--- start Selection ---

Some levers to pull - Build you team - Purple morphsuits - Knowledge fairs - Speed dates
Last week, in a series on knowledge management (KM), I started to talk about how you can bring a knowledge management strategy to life – how you can move beyond the soundbite to a set of coherent decisions and practices in this area. By doing so, you will elevate your professional services company out of the mediocre masses to one that is genuinely set to deliver greater value to your clients, to exceed in your market and to scale efficiently. Having covered some primary components – a decision as to the dominant KM philosophy (codification – or – personalisation) you subscribe to, the key foundations and enablers of such a strategy – this week, we start to explore some practical knowledge management levers (i.e. ideas, practices, tools). It is these levers that, ultimately, impact your day-to-day operational practices.
The schematic in last week’s blog referred to eight such knowledge management levers. Of course, there is no magic number here; rather, I just intend to serve up some ideas as to the type of initiatives you could invest in. As it happens, the list below describes fairly accurately the KM investment we initiated at Moorhouse to aid its scaling from singleton start-up to a £multi-million business. All I would say up front is that it is better to do a few of these well than to set off on too ambitious a spread of sub-initiatives that peter out over time: so you may want to think about a subset of these if you are early in the scaling up journey. Conversely, you should not be unambitious as it this this level of holistic effort that really helps differentiate a professional service company from its competitors – building critical new capabilities of value.
The eight levers I am going to unpack are as follows:
Lever 01: Form a KM team
Lever 02: Run regular knowledge fairs
Lever 03: Develop a who-knows-what directory
Lever 04: Systematic development of your intellectual property (IP)
Lever 05: Develop and curate your knowledge repositories – tactical/strategic
Lever 06: Organizational learning and aligning your KM and HR strategies
Lever 07: Undertake regular KM audits
Lever 08: Regular staff communication
This essay will detail the first two and we will continue on the journey with the remainder next week.
Knowledge Management Levers | Capturing them in your KM Strategy
If this blog series has inspired you to initiate a KM initiative then I encourage you to detail the levers you will invoke within your newly-penned KM Strategy document. A simple template to adopt here might be:
- Lever Title
- Current Capability – an honest description as to where you are starting from
- Lever Description – a few paragraphs describing what this lever involves
- Best Practice Examples – look outwards to research organizations doing this really well – if you can find such exemplar reference points make note of them here
- Objectives – a short set of time-bound deliverables (say for next 12 months) that demonstrably take this lever forward
- Team – detail the team working on this aspect with clear single-person lead accountability
Ok; let’s get going …
Lever 01: Form a KM team
First off, you need to assign a team to the task of bringing KM to life in your business. One way of doing this is to have a rotating KM Lead – say for a one-year tenure – working with a small team of colleague volunteers. The cultural expectation in your organization should be that everyone contributes to firm-building activity as well as client delivery; certainly it is this level of wider contribution that marks colleagues out for promotion and in-year bonuses. The idea of rotating tenure, however, ensures that momentum is maintained – new energies and ideas are constantly brought to bear.

--- end Selection ---

■ **Requirements**:
- A) List the headings in the simple template that the knowledge management post suggests for each lever in a KM Strategy document.
- B) Please decide whether each statement agrees with the knowledge management post, answering yes or no and quoting the words that decide it. (i) The writer advises doing a few levers well rather than starting too many at once. (ii) The KM Lead is meant to be a permanent post held by one person. (iii) This essay covers all eight levers in detail.
- C) Write a continuation of the knowledge management post, starting after its last sentence.
The data after this has no connection to the knowledge management post.

--- start Information shown ---

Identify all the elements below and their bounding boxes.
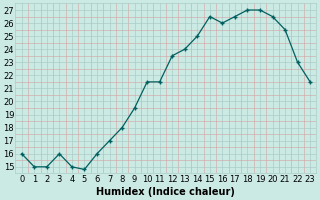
X-axis label: Humidex (Indice chaleur): Humidex (Indice chaleur) [97,187,236,197]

--- end Information shown ---

■ **Response list**:
- A) Lever Title; Current Capability; Lever Description; Best Practice Examples; Objectives; Team

- B)
(i) Yes: "it is better to do a few of these well than to set off on too ambitious a spread of sub-initiatives that peter out over time"
(ii) No: "have a rotating KM Lead – say for a one-year tenure – working with a small team of colleague volunteers"
(iii) No: "This essay will detail the first two and we will continue on the journey with the remainder next week."

- C)
This team – well led – should be empowered to craft the KM Strategy and bring it to life. If you have the luxury of growing to a certain size (typically 100+ staff) you may want to consider a full-time KM professional. On the journey to such a sized business, however, it will inevitably be a well-motivated, part-time team that oversees your knowledge management levers.
An appointed KM Manager should be given two pieces of advice: to run the initiative as a scoped project (clear deliverables, regular progress checkpoints etc) and to inject their own personality and sense of fun into the endeavour. Knowledge management can be viewed as a somewhat stuffy (academic) endeavour by some – the key is to humanise it.
To illustrate: Scott, a very talented consultant at Moorhouse, memorably reinforced the impact of KM communications during his one-year tenure as the initiative lead by always dressing up in a purple morphsuit (changing into his pseudo alter ego: “KM man”) to deliver his missives at firm events. This will probably be a cultural-stretch for many but the point is there for all – this needn’t be a dry change initiative!
Figure: Not your conventional knowledge manager!
Lever 02: Run regular knowledge fairs
If you have decided to implement a personalisation-centric KM strategy then this is a particularly important knowledge management lever to pull.
The focus of this lever is to ensure that you – systematically – facilitate the social-professional opportunities for all members of your team to get to know each other and, more importantly, to get to know-what-they-know. This acquaintance needn’t be at a granular level; rather, it is a case of appreciating that Carrie is a credible practitioner-expert in topic X, Paul in topic Y etc.
If this level of intra-team knowledge is enabled then – assuming you also have a collegial, non-hierarchical culture – you will foster an environment whereby people thought-bubble: “I remember Dahlia talking about a similar challenge to the one I am facing – I will give her a call now to see how she resolved it”.
This knowledge management lever is supported whenever your whole team gets together physically (as such awareness is inherently social in nature) but is especially oiled when such regular gatherings have an explicit, organized knowledge fair component.
What do I mean by a knowledge fair?
Well, let me describe a regular feature in our quarterly team escapes. We would invariably put aside 1-3 hours at each such event to facilitate the cross-sharing of recent client delivery experience. In some cases, this would literally resemble a fair. We would take over a room and ask each client-project team to assemble materials on their table (market stall) that highlighted the unique nature of their delivery challenge and emphasised all innovative solutions/approaches. The KM team (facilitating this exercise) might add a twist to the exercise (e.g. prizes for best deliverable on display, most innovative stall, best fancy dress?). Everyone then was just encouraged to walk-around and see what their colleagues had been engaged on in the previous months.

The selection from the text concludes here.